Stored dataset items:
* * *

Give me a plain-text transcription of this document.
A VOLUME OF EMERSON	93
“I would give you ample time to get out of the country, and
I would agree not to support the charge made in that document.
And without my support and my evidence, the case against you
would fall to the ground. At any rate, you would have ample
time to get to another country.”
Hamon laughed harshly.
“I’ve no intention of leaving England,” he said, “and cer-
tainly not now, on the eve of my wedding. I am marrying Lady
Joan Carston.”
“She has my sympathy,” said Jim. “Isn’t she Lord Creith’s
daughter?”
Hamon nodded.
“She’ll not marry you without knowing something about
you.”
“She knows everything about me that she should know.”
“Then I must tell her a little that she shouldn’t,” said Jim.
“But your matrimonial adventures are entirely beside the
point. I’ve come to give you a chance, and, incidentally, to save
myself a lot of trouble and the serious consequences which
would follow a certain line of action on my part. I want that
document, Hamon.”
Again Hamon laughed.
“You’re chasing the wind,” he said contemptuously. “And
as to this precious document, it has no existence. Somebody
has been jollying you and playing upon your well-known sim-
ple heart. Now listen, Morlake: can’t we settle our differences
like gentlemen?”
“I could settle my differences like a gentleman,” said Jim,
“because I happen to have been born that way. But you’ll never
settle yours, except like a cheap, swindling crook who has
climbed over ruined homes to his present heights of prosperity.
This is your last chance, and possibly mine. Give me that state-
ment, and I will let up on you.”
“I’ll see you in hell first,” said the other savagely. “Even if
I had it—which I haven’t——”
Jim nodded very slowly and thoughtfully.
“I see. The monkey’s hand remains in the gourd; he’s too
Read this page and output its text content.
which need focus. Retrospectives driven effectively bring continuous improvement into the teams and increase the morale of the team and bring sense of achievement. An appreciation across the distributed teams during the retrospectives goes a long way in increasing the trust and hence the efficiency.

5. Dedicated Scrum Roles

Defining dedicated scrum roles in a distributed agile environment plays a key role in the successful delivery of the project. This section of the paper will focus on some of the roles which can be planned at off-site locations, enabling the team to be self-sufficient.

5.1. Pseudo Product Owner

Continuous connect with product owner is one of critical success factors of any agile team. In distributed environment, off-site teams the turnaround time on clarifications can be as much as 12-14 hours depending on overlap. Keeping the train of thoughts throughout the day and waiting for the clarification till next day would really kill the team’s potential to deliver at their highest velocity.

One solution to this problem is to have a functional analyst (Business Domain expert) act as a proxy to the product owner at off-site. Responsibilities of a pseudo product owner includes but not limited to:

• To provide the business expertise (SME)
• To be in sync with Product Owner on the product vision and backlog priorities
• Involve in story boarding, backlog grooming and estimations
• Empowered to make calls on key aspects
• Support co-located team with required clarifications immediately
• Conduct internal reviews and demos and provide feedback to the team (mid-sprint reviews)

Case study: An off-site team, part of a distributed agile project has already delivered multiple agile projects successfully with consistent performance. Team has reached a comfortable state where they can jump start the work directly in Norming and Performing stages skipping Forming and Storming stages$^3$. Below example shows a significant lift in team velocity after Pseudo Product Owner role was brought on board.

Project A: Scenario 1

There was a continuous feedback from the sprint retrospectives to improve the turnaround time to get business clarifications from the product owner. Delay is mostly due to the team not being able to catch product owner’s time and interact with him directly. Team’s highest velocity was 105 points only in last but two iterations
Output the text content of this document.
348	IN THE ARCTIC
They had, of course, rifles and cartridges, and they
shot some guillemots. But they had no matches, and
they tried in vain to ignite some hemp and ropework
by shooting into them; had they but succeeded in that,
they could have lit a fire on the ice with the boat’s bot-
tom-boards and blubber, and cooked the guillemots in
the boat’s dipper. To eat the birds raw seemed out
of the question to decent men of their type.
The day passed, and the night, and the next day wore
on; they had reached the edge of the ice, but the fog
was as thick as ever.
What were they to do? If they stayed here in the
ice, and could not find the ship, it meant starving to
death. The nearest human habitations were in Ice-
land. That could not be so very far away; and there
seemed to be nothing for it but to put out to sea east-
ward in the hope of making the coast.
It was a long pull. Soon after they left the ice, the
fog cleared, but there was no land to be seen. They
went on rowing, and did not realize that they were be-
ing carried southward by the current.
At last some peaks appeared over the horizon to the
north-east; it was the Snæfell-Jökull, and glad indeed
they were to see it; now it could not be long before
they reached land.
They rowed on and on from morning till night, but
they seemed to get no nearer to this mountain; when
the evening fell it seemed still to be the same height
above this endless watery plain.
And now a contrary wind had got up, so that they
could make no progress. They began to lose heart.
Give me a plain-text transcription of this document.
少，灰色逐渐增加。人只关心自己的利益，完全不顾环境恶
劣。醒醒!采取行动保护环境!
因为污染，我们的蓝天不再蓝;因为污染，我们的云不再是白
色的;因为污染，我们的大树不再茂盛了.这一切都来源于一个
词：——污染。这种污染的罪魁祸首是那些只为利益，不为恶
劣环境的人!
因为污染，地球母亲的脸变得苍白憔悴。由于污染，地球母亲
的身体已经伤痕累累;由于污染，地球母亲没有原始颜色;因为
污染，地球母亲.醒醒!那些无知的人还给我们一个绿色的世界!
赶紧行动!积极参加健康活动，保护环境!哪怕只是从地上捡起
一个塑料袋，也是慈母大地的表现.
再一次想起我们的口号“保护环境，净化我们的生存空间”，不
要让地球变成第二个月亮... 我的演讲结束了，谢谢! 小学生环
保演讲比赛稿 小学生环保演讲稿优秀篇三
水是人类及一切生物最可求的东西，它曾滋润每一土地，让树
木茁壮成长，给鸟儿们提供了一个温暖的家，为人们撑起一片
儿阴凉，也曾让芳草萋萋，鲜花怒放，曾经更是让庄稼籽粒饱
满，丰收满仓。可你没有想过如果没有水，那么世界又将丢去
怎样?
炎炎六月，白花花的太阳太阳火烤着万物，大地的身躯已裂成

* * *

- [EXERCISE REQUIREMENTS]
Write out every line of the data that holds the word "directly".

- [RESPONSE]
Case study: An off-site team, part of a distributed agile project has already delivered multiple agile projects successfully with consistent performance. Team has reached a comfortable state where they can jump start the work directly in Norming and Performing stages skipping Forming and Storming stages$^3$. Below example shows a significant lift in team velocity after Pseudo Product Owner role was brought on board.
There was a continuous feedback from the sprint retrospectives to improve the turnaround time to get business clarifications from the product owner. Delay is mostly due to the team not being able to catch product owner’s time and interact with him directly. Team’s highest velocity was 105 points only in last but two iterations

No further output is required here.